### Given problem
Examine the records and identify each line that includes the string "with". Copy those lines.

━━━

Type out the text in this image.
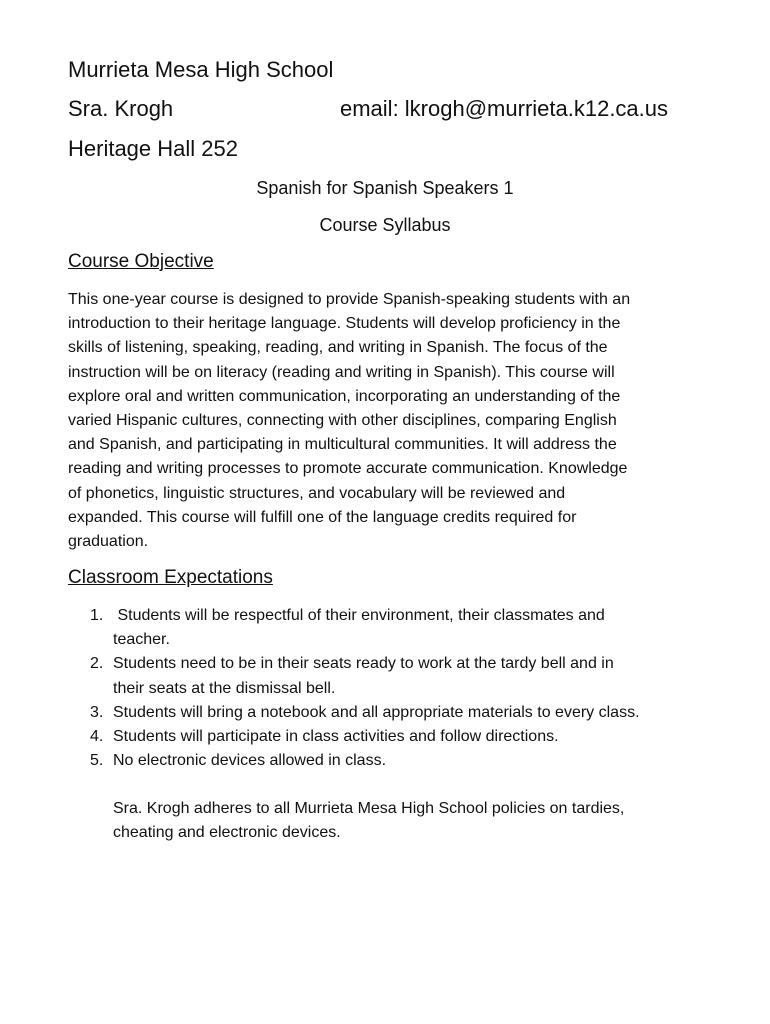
Murrieta Mesa High School
Sra. Krogh	email: lkrogh@murrieta.k12.ca.us
Heritage Hall 252
Spanish for Spanish Speakers 1
Course Syllabus
Course Objective
This one-year course is designed to provide Spanish-speaking students with an
introduction to their heritage language. Students will develop proficiency in the
skills of listening, speaking, reading, and writing in Spanish. The focus of the
instruction will be on literacy (reading and writing in Spanish). This course will
explore oral and written communication, incorporating an understanding of the
varied Hispanic cultures, connecting with other disciplines, comparing English
and Spanish, and participating in multicultural communities. It will address the
reading and writing processes to promote accurate communication. Knowledge
of phonetics, linguistic structures, and vocabulary will be reviewed and
expanded. This course will fulfill one of the language credits required for
graduation.
Classroom Expectations
1. Students will be respectful of their environment, their classmates and
teacher.
2. Students need to be in their seats ready to work at the tardy bell and in
their seats at the dismissal bell.
3. Students will bring a notebook and all appropriate materials to every class.
4. Students will participate in class activities and follow directions.
5. No electronic devices allowed in class.
Sra. Krogh adheres to all Murrieta Mesa High School policies on tardies,
cheating and electronic devices.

━━━

### Solution
This one-year course is designed to provide Spanish-speaking students with an
varied Hispanic cultures, connecting with other disciplines, comparing English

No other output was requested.